PROBLEM >> Pull out each line of the records holding the string "this".

PROVIDED ENTRIES >>

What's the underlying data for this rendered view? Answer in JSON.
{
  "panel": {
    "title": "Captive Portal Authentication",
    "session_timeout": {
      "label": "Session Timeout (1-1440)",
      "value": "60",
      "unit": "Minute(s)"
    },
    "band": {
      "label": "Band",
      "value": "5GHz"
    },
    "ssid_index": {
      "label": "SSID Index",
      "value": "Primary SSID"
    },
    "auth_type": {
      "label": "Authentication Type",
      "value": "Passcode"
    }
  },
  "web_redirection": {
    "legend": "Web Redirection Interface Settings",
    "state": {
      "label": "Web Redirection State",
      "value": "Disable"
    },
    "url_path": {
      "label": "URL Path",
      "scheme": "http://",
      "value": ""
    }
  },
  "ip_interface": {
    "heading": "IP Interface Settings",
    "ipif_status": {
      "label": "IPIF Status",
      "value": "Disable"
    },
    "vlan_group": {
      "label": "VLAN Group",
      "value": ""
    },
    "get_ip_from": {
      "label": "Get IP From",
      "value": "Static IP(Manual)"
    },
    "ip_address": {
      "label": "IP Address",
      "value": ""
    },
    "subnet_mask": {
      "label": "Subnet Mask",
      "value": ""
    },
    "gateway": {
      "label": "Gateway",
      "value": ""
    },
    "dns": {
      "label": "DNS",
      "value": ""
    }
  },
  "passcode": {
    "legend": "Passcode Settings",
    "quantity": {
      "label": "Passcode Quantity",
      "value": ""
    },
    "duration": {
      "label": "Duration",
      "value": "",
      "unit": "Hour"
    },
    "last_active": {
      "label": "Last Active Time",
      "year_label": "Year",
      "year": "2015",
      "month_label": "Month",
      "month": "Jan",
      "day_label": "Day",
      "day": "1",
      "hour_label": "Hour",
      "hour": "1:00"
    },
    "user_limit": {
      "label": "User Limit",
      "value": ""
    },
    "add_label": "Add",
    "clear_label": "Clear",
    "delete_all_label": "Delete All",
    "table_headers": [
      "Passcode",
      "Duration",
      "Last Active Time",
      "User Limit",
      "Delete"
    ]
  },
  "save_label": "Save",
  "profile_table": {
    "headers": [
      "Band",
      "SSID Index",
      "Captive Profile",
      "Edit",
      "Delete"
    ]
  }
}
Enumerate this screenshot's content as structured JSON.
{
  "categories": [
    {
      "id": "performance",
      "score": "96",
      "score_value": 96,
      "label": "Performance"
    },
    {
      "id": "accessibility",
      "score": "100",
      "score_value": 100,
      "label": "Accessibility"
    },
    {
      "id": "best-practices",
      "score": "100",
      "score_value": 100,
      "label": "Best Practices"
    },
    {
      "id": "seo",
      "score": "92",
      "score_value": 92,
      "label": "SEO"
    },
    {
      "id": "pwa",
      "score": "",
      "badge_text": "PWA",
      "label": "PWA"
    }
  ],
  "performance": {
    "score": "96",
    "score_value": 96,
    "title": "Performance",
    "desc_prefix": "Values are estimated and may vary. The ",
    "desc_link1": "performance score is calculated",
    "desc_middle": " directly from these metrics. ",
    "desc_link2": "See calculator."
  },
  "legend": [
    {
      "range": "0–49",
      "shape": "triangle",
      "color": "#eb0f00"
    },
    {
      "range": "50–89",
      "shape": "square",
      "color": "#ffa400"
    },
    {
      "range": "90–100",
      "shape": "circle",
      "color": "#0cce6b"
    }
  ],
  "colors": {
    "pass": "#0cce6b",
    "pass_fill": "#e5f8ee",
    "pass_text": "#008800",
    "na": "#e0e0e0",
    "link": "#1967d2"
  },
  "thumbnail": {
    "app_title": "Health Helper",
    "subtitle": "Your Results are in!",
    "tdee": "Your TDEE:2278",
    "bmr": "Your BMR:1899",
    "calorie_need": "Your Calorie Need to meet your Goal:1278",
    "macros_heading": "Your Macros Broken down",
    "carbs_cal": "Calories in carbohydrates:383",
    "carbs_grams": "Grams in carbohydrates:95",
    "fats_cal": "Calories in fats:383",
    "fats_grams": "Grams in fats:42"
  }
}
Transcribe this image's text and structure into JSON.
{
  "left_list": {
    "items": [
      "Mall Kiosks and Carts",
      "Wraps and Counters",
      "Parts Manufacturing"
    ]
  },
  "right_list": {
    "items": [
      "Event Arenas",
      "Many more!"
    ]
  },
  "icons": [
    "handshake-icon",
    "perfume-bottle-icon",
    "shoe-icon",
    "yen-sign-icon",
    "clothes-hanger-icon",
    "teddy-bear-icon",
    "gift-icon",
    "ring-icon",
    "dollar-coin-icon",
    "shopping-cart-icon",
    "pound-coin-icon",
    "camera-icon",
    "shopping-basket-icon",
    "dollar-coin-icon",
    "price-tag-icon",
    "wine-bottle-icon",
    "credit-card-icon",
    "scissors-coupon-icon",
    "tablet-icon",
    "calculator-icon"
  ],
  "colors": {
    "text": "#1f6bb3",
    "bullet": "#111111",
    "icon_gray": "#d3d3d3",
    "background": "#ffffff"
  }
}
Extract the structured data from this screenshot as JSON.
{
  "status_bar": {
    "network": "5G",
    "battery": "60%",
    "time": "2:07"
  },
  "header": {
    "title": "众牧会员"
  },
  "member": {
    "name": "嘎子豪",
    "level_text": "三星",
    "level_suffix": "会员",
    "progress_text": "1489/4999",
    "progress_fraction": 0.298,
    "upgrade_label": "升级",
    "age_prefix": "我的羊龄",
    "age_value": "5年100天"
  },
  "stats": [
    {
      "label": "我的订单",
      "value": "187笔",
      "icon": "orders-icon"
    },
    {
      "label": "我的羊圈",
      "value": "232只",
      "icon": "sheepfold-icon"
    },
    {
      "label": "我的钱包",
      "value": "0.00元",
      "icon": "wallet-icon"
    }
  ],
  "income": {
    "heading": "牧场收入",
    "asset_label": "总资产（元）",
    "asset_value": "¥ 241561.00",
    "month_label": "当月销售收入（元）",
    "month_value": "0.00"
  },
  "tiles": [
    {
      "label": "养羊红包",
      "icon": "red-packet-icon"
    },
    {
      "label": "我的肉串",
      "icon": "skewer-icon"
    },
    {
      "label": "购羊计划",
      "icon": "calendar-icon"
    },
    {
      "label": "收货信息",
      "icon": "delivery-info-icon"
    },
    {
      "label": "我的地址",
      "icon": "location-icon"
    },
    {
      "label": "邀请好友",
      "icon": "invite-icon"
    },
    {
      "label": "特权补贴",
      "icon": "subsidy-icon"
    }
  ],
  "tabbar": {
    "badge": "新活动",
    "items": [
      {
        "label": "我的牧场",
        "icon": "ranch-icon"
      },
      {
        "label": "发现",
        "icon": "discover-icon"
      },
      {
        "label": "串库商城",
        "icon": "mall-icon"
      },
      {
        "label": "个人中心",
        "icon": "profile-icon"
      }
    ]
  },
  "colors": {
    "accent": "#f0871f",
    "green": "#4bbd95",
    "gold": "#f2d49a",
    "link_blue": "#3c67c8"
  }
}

COMPLETED EXERCISE >>
What's the underlying data for this rendered view? Answer in JSON.
Enumerate this screenshot's content as structured JSON.
Transcribe this image's text and structure into JSON.
Extract the structured data from this screenshot as JSON.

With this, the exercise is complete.